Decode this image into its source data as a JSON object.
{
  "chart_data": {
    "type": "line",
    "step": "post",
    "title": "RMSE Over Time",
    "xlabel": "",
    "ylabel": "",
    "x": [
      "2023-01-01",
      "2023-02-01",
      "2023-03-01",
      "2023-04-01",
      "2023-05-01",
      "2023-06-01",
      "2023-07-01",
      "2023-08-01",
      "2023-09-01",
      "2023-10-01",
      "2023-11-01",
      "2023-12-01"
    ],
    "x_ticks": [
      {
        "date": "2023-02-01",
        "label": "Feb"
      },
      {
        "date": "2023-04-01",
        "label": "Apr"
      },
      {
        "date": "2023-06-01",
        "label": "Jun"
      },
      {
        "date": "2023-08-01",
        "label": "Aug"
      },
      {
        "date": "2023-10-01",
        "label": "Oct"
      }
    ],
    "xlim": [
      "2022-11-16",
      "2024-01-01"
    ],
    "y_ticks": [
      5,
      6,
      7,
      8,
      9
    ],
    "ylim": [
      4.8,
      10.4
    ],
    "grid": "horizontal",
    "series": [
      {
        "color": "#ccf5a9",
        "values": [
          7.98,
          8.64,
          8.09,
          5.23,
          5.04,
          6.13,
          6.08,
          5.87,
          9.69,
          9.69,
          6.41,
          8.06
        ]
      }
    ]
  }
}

* * * * *

Work to do -
Copy all lines from the material that include "date".

Task answer -
        "date": "2023-02-01",
        "date": "2023-04-01",
        "date": "2023-06-01",
        "date": "2023-08-01",
        "date": "2023-10-01",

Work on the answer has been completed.